The exercise
What is the number of lines holding the word "σταυρὸς"? Give that number alone.
■ ■ ■ ■ ■ ■ ■
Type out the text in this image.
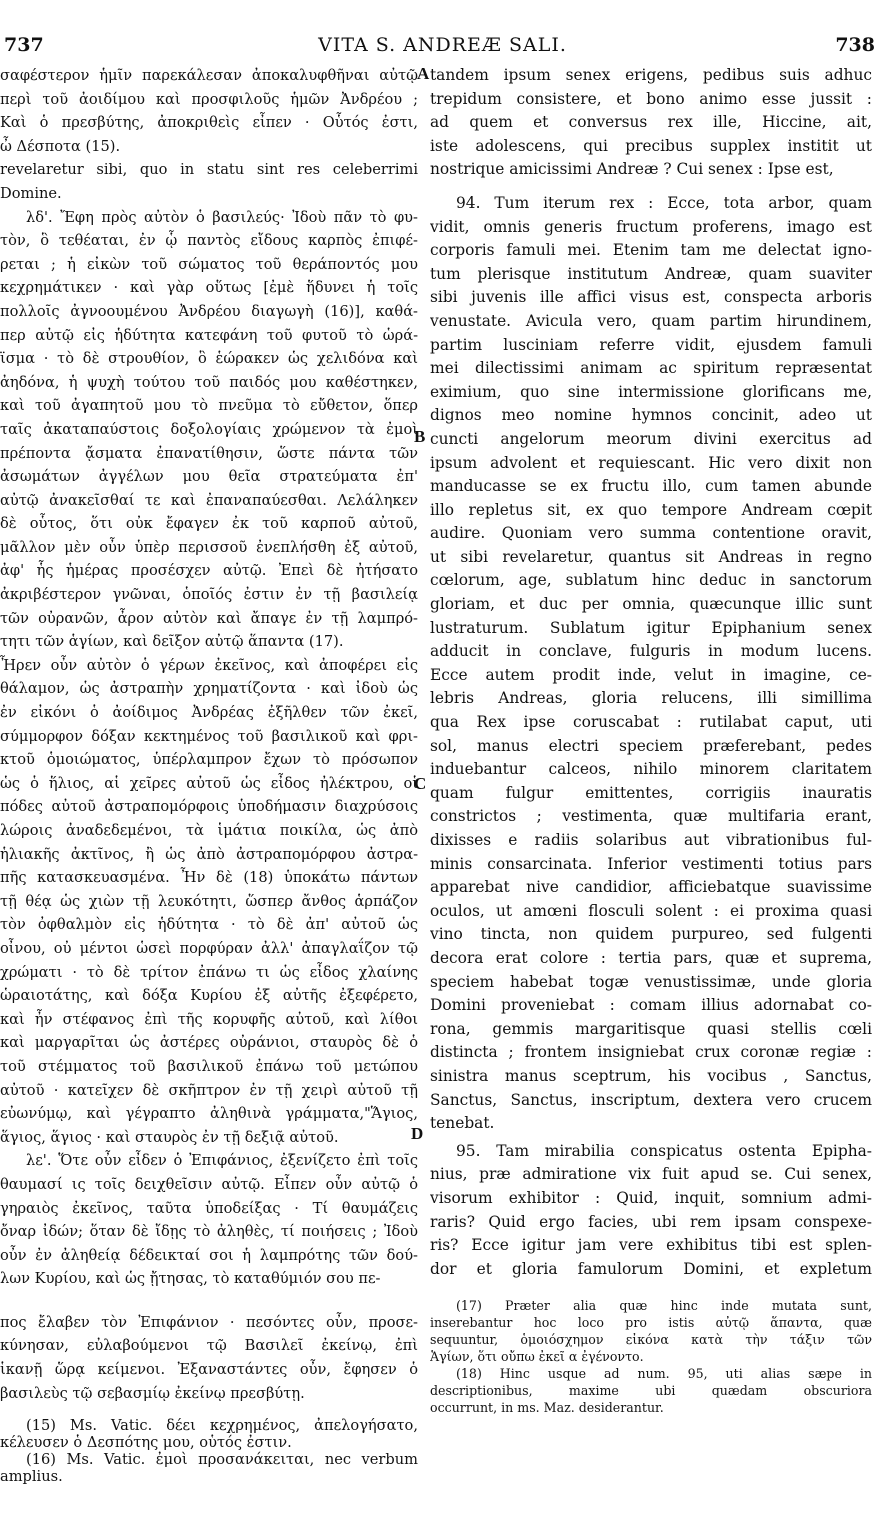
737	VITA S. ANDREÆ SALI.	738
A
B
C
D
σαφέστερον ἡμῖν παρεκάλεσαν ἀποκαλυφθῆναι αὐτῷ
περὶ τοῦ ἀοιδίμου καὶ προσφιλοῦς ἡμῶν Ἀνδρέου ;
Καὶ ὁ πρεσβύτης, ἀποκριθεὶς εἶπεν · Οὗτός ἐστι,
ὦ Δέσποτα (15).
revelaretur sibi, quo in statu sint res celeberrimi
Domine.
λδ'. Ἔφη πρὸς αὐτὸν ὁ βασιλεύς· Ἰδοὺ πᾶν τὸ φυ-
τὸν, ὃ τεθέαται, ἐν ᾧ παντὸς εἴδους καρπὸς ἐπιφέ-
ρεται ; ἡ εἰκὼν τοῦ σώματος τοῦ θεράποντός μου
κεχρημάτικεν · καὶ γὰρ οὕτως [ἐμὲ ἥδυνει ἡ τοῖς
πολλοῖς ἀγνοουμένου Ἀνδρέου διαγωγὴ (16)], καθά-
περ αὐτῷ εἰς ἡδύτητα κατεφάνη τοῦ φυτοῦ τὸ ὡρά-
ϊσμα · τὸ δὲ στρουθίον, ὃ ἑώρακεν ὡς χελιδόνα καὶ
ἀηδόνα, ἡ ψυχὴ τούτου τοῦ παιδός μου καθέστηκεν,
καὶ τοῦ ἀγαπητοῦ μου τὸ πνεῦμα τὸ εὔθετον, ὅπερ
ταῖς ἀκαταπαύστοις δοξολογίαις χρώμενον τὰ ἐμοὶ
πρέποντα ᾄσματα ἐπανατίθησιν, ὥστε πάντα τῶν
ἀσωμάτων ἀγγέλων μου θεῖα στρατεύματα ἐπ'
αὐτῷ ἀνακεῖσθαί τε καὶ ἐπαναπαύεσθαι. Λελάληκεν
δὲ οὗτος, ὅτι οὐκ ἔφαγεν ἐκ τοῦ καρποῦ αὐτοῦ,
μᾶλλον μὲν οὖν ὑπὲρ περισσοῦ ἐνεπλήσθη ἐξ αὐτοῦ,
ἀφ' ἧς ἡμέρας προσέσχεν αὐτῷ. Ἐπεὶ δὲ ἠτήσατο
ἀκριβέστερον γνῶναι, ὁποῖός ἐστιν ἐν τῇ βασιλείᾳ
τῶν οὐρανῶν, ἆρον αὐτὸν καὶ ἄπαγε ἐν τῇ λαμπρό-
τητι τῶν ἁγίων, καὶ δεῖξον αὐτῷ ἅπαντα (17).
Ἦρεν οὖν αὐτὸν ὁ γέρων ἐκεῖνος, καὶ ἀποφέρει εἰς
θάλαμον, ὡς ἀστραπὴν χρηματίζοντα · καὶ ἰδοὺ ὡς
ἐν εἰκόνι ὁ ἀοίδιμος Ἀνδρέας ἐξῆλθεν τῶν ἐκεῖ,
σύμμορφον δόξαν κεκτημένος τοῦ βασιλικοῦ καὶ φρι-
κτοῦ ὁμοιώματος, ὑπέρλαμπρον ἔχων τὸ πρόσωπον
ὡς ὁ ἥλιος, αἱ χεῖρες αὐτοῦ ὡς εἶδος ἠλέκτρου, οἱ
πόδες αὐτοῦ ἀστραπομόρφοις ὑποδήμασιν διαχρύσοις
λώροις ἀναδεδεμένοι, τὰ ἱμάτια ποικίλα, ὡς ἀπὸ
ἡλιακῆς ἀκτῖνος, ἢ ὡς ἀπὸ ἀστραπομόρφου ἀστρα-
πῆς κατασκευασμένα. Ἦν δὲ (18) ὑποκάτω πάντων
τῇ θέᾳ ὡς χιὼν τῇ λευκότητι, ὥσπερ ἄνθος ἁρπάζον
τὸν ὀφθαλμὸν εἰς ἡδύτητα · τὸ δὲ ἀπ' αὐτοῦ ὡς
οἶνου, οὐ μέντοι ὡσεὶ πορφύραν ἀλλ' ἀπαγλαΐζον τῷ
χρώματι · τὸ δὲ τρίτον ἐπάνω τι ὡς εἶδος χλαίνης
ὡραιοτάτης, καὶ δόξα Κυρίου ἐξ αὐτῆς ἐξεφέρετο,
καὶ ἦν στέφανος ἐπὶ τῆς κορυφῆς αὐτοῦ, καὶ λίθοι
καὶ μαργαρῖται ὡς ἀστέρες οὐράνιοι, σταυρὸς δὲ ὁ
τοῦ στέμματος τοῦ βασιλικοῦ ἐπάνω τοῦ μετώπου
αὐτοῦ · κατεῖχεν δὲ σκῆπτρον ἐν τῇ χειρὶ αὐτοῦ τῇ
εὐωνύμῳ, καὶ γέγραπτο ἀληθινὰ γράμματα,"Ἅγιος,
ἅγιος, ἅγιος · καὶ σταυρὸς ἐν τῇ δεξιᾷ αὐτοῦ.
λε'. Ὅτε οὖν εἶδεν ὁ Ἐπιφάνιος, ἐξενίζετο ἐπὶ τοῖς
θαυμασί ις τοῖς δειχθεῖσιν αὐτῷ. Εἶπεν οὖν αὐτῷ ὁ
γηραιὸς ἐκεῖνος, ταῦτα ὑποδείξας · Τί θαυμάζεις
ὄναρ ἰδών; ὅταν δὲ ἴδῃς τὸ ἀληθὲς, τί ποιήσεις ; Ἰδοὺ
οὖν ἐν ἀληθείᾳ δέδεικταί σοι ἡ λαμπρότης τῶν δού-
λων Κυρίου, καὶ ὡς ᾔτησας, τὸ καταθύμιόν σου πε-
πος ἔλαβεν τὸν Ἐπιφάνιον · πεσόντες οὖν, προσε-
κύνησαν, εὐλαβούμενοι τῷ Βασιλεῖ ἐκείνῳ, ἐπὶ
ἱκανῇ ὥρᾳ κείμενοι. Ἐξαναστάντες οὖν, ἔφησεν ὁ
βασιλεὺς τῷ σεβασμίῳ ἐκείνῳ πρεσβύτῃ.
(15) Ms. Vatic. δέει κεχρημένος, ἀπελογήσατο,
κέλευσεν ὁ Δεσπότης μου, οὗτός ἐστιν.
(16) Ms. Vatic. ἐμοὶ προσανάκειται, nec verbum
amplius.
tandem ipsum senex erigens, pedibus suis adhuc
trepidum consistere, et bono animo esse jussit :
ad quem et conversus rex ille, Hiccine, ait,
iste adolescens, qui precibus supplex institit ut
nostrique amicissimi Andreæ ? Cui senex : Ipse est,
94. Tum iterum rex : Ecce, tota arbor, quam
vidit, omnis generis fructum proferens, imago est
corporis famuli mei. Etenim tam me delectat igno-
tum plerisque institutum Andreæ, quam suaviter
sibi juvenis ille affici visus est, conspecta arboris
venustate. Avicula vero, quam partim hirundinem,
partim lusciniam referre vidit, ejusdem famuli
mei dilectissimi animam ac spiritum repræsentat
eximium, quo sine intermissione glorificans me,
dignos meo nomine hymnos concinit, adeo ut
cuncti angelorum meorum divini exercitus ad
ipsum advolent et requiescant. Hic vero dixit non
manducasse se ex fructu illo, cum tamen abunde
illo repletus sit, ex quo tempore Andream cœpit
audire. Quoniam vero summa contentione oravit,
ut sibi revelaretur, quantus sit Andreas in regno
cœlorum, age, sublatum hinc deduc in sanctorum
gloriam, et duc per omnia, quæcunque illic sunt
lustraturum. Sublatum igitur Epiphanium senex
adducit in conclave, fulguris in modum lucens.
Ecce autem prodit inde, velut in imagine, ce-
lebris Andreas, gloria relucens, illi simillima
qua Rex ipse coruscabat : rutilabat caput, uti
sol, manus electri speciem præferebant, pedes
induebantur calceos, nihilo minorem claritatem
quam fulgur emittentes, corrigiis inauratis
constrictos ; vestimenta, quæ multifaria erant,
dixisses e radiis solaribus aut vibrationibus ful-
minis consarcinata. Inferior vestimenti totius pars
apparebat nive candidior, afficiebatque suavissime
oculos, ut amœni flosculi solent : ei proxima quasi
vino tincta, non quidem purpureo, sed fulgenti
decora erat colore : tertia pars, quæ et suprema,
speciem habebat togæ venustissimæ, unde gloria
Domini proveniebat : comam illius adornabat co-
rona, gemmis margaritisque quasi stellis cœli
distincta ; frontem insigniebat crux coronæ regiæ :
sinistra manus sceptrum, his vocibus , Sanctus,
Sanctus, Sanctus, inscriptum, dextera vero crucem
tenebat.
95. Tam mirabilia conspicatus ostenta Epipha-
nius, præ admiratione vix fuit apud se. Cui senex,
visorum exhibitor : Quid, inquit, somnium admi-
raris? Quid ergo facies, ubi rem ipsam conspexe-
ris? Ecce igitur jam vere exhibitus tibi est splen-
dor et gloria famulorum Domini, et expletum
(17) Præter alia quæ hinc inde mutata sunt,
inserebantur hoc loco pro istis αὐτῷ ἅπαντα, quæ
sequuntur, ὁμοιόσχημον εἰκόνα κατὰ τὴν τάξιν τῶν
Ἁγίων, ὅτι οὔπω ἐκεῖ α ἐγένοντο.
(18) Hinc usque ad num. 95, uti alias sæpe in
descriptionibus, maxime ubi quædam obscuriora
occurrunt, in ms. Maz. desiderantur.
■ ■ ■ ■ ■ ■ ■
Answer to this exercise
2